***** EXTRACTED ENTRIES

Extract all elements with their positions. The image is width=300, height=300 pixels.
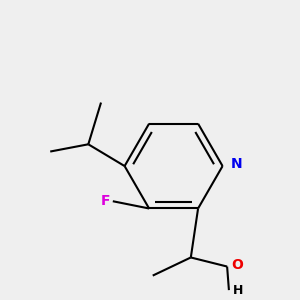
Text: O: O (232, 258, 243, 272)
Text: N: N (231, 157, 242, 171)
Text: F: F (100, 194, 110, 208)
Text: H: H (233, 284, 244, 297)
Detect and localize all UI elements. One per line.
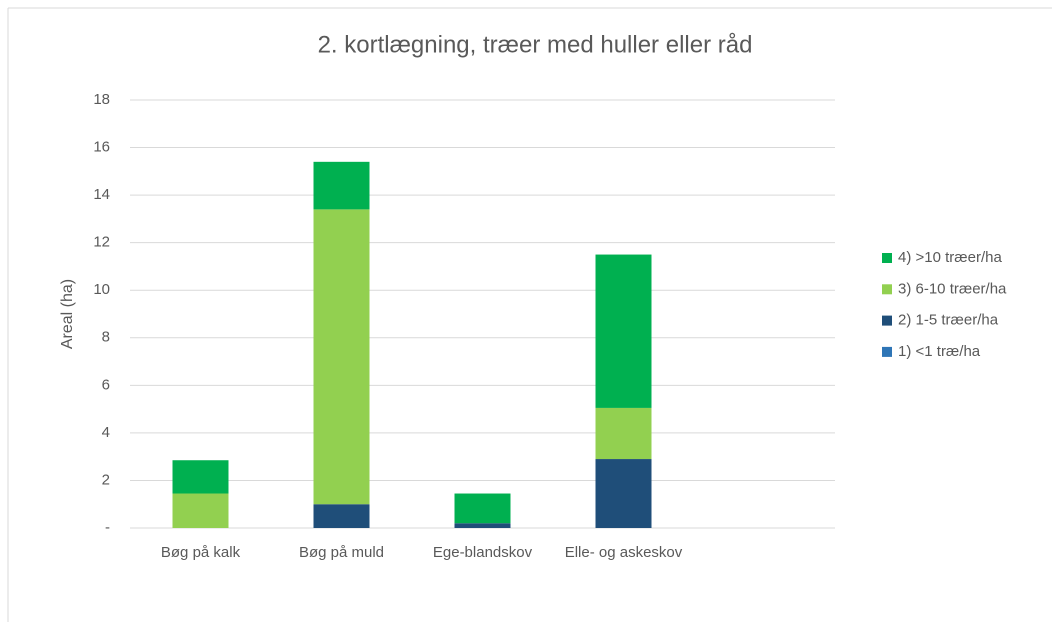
y-tick-label: 18 xyxy=(93,91,110,108)
bar-segment xyxy=(595,459,652,528)
y-tick-label: 2 xyxy=(102,471,110,488)
bar-segment xyxy=(454,523,511,528)
bar-segment xyxy=(313,504,370,528)
y-tick-label: 4 xyxy=(102,424,110,441)
bar-segment xyxy=(595,254,652,408)
bar-segment xyxy=(454,493,511,524)
y-tick-label: 16 xyxy=(93,139,110,156)
legend-label: 2) 1-5 træer/ha xyxy=(898,312,999,329)
chart-title: 2. kortlægning, træer med huller eller r… xyxy=(318,31,753,58)
legend-label: 4) >10 træer/ha xyxy=(898,249,1002,266)
legend-swatch xyxy=(882,284,892,295)
x-tick-label: Bøg på kalk xyxy=(161,544,241,561)
y-tick-label: 6 xyxy=(102,376,110,393)
bar-segment xyxy=(595,407,652,460)
legend-swatch xyxy=(882,315,892,326)
bar-segment xyxy=(172,493,229,528)
y-tick-label: 10 xyxy=(93,281,110,298)
y-axis-label: Areal (ha) xyxy=(59,279,76,349)
bar-segment xyxy=(313,161,370,210)
y-tick-label: - xyxy=(105,519,110,536)
bar-segment xyxy=(172,460,229,494)
x-tick-label: Ege-blandskov xyxy=(433,544,533,561)
x-tick-label: Bøg på muld xyxy=(299,544,384,561)
x-tick-label: Elle- og askeskov xyxy=(565,544,683,561)
legend-label: 3) 6-10 træer/ha xyxy=(898,280,1007,297)
legend-swatch xyxy=(882,346,892,357)
bar-segment xyxy=(313,209,370,505)
legend-swatch xyxy=(882,253,892,263)
legend-label: 1) <1 træ/ha xyxy=(898,343,981,360)
y-tick-label: 14 xyxy=(93,186,110,203)
y-tick-label: 12 xyxy=(93,234,110,251)
y-tick-label: 8 xyxy=(102,329,110,346)
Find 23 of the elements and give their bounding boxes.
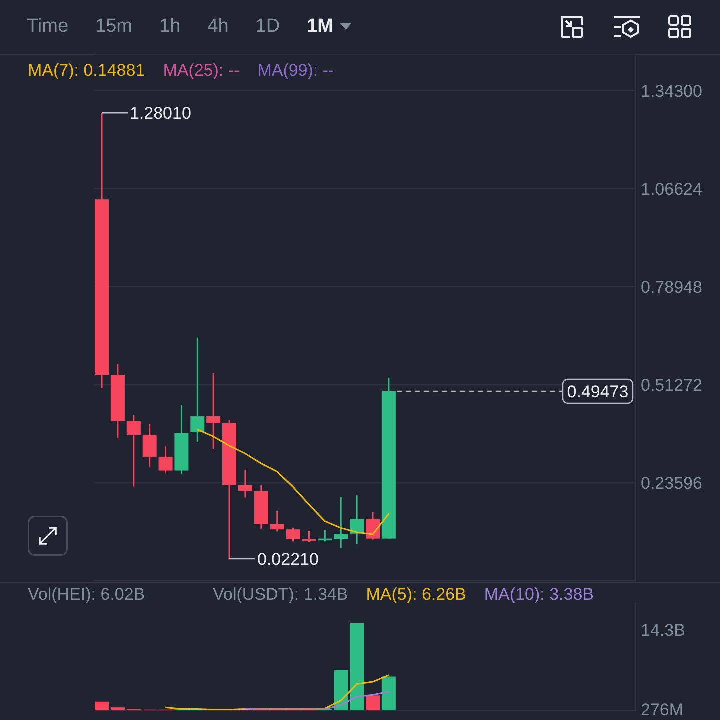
y-tick-label: 0.51272 — [641, 376, 702, 396]
y-tick-label: 1.34300 — [641, 82, 702, 101]
text: 1D — [256, 16, 280, 38]
text: Vol(USDT): 1.34B — [213, 585, 348, 605]
text: Time — [27, 16, 69, 38]
y-tick-label: 1.06624 — [641, 180, 702, 199]
text: MA(5): 6.26B — [366, 585, 466, 605]
annotation: Vol(HEI): 6.02B — [28, 585, 146, 605]
text: MA(10): 3.38B — [484, 585, 594, 605]
legend-label: MA(99): -- — [258, 61, 334, 81]
annotation: 1.28010 — [130, 104, 192, 123]
legend-label: MA(25): -- — [163, 61, 240, 81]
ref-line-label: 0.49473 — [567, 382, 629, 401]
y-tick-label: 0.78948 — [641, 278, 702, 298]
y-tick-label: 276M — [641, 700, 684, 720]
y-tick-label: 0.23596 — [641, 474, 702, 494]
text: 15m — [96, 16, 132, 38]
text: 1M — [307, 16, 334, 38]
y-tick-label: 14.3B — [641, 620, 686, 640]
text: MA(7): 0.14881 — [28, 61, 146, 81]
text: 4h — [208, 16, 229, 38]
text: 1h — [160, 16, 181, 38]
annotation: 0.02210 — [258, 549, 319, 568]
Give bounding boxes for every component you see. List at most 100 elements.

**********

REQUIREMENT: Please write out every line of the material above word for word, leaving out the pictures.

TASK ANSWER:
Extract all elements with their positions. The image is width=300, height=300 pixels.
Text: O: O (232, 258, 243, 272)
Text: N: N (231, 157, 242, 171)
Text: F: F (100, 194, 110, 208)
Text: H: H (233, 284, 244, 297)
Detect and localize all UI elements. One per line.
y-tick-label: 18 xyxy=(93,91,110,108)
bar-segment xyxy=(595,459,652,528)
y-tick-label: 2 xyxy=(102,471,110,488)
bar-segment xyxy=(454,523,511,528)
bar-segment xyxy=(313,504,370,528)
y-tick-label: 4 xyxy=(102,424,110,441)
bar-segment xyxy=(595,254,652,408)
bar-segment xyxy=(454,493,511,524)
y-tick-label: 16 xyxy=(93,139,110,156)
legend-label: 2) 1-5 træer/ha xyxy=(898,312,999,329)
chart-title: 2. kortlægning, træer med huller eller r… xyxy=(318,31,753,58)
legend-label: 4) >10 træer/ha xyxy=(898,249,1002,266)
legend-swatch xyxy=(882,284,892,295)
x-tick-label: Bøg på kalk xyxy=(161,544,241,561)
y-tick-label: 6 xyxy=(102,376,110,393)
bar-segment xyxy=(595,407,652,460)
legend-swatch xyxy=(882,315,892,326)
bar-segment xyxy=(172,493,229,528)
y-tick-label: 10 xyxy=(93,281,110,298)
y-axis-label: Areal (ha) xyxy=(59,279,76,349)
bar-segment xyxy=(313,161,370,210)
y-tick-label: - xyxy=(105,519,110,536)
bar-segment xyxy=(172,460,229,494)
x-tick-label: Ege-blandskov xyxy=(433,544,533,561)
x-tick-label: Bøg på muld xyxy=(299,544,384,561)
x-tick-label: Elle- og askeskov xyxy=(565,544,683,561)
legend-label: 3) 6-10 træer/ha xyxy=(898,280,1007,297)
legend-swatch xyxy=(882,346,892,357)
bar-segment xyxy=(313,209,370,505)
legend-swatch xyxy=(882,253,892,263)
legend-label: 1) <1 træ/ha xyxy=(898,343,981,360)
y-tick-label: 14 xyxy=(93,186,110,203)
y-tick-label: 12 xyxy=(93,234,110,251)
y-tick-label: 8 xyxy=(102,329,110,346)
Find 23 of the elements and give their bounding boxes.
y-tick-label: 0.51272 — [641, 376, 702, 396]
y-tick-label: 1.34300 — [641, 82, 702, 101]
text: 1D — [256, 16, 280, 38]
text: Vol(USDT): 1.34B — [213, 585, 348, 605]
text: Time — [27, 16, 69, 38]
y-tick-label: 1.06624 — [641, 180, 702, 199]
text: MA(5): 6.26B — [366, 585, 466, 605]
annotation: Vol(HEI): 6.02B — [28, 585, 146, 605]
text: MA(10): 3.38B — [484, 585, 594, 605]
legend-label: MA(99): -- — [258, 61, 334, 81]
annotation: 1.28010 — [130, 104, 192, 123]
legend-label: MA(25): -- — [163, 61, 240, 81]
ref-line-label: 0.49473 — [567, 382, 629, 401]
y-tick-label: 0.78948 — [641, 278, 702, 298]
y-tick-label: 276M — [641, 700, 684, 720]
y-tick-label: 0.23596 — [641, 474, 702, 494]
text: 15m — [96, 16, 132, 38]
text: 1M — [307, 16, 334, 38]
y-tick-label: 14.3B — [641, 620, 686, 640]
text: MA(7): 0.14881 — [28, 61, 146, 81]
text: 4h — [208, 16, 229, 38]
text: 1h — [160, 16, 181, 38]
annotation: 0.02210 — [258, 549, 319, 568]
Give bounding boxes for every component you see. List at most 100 elements.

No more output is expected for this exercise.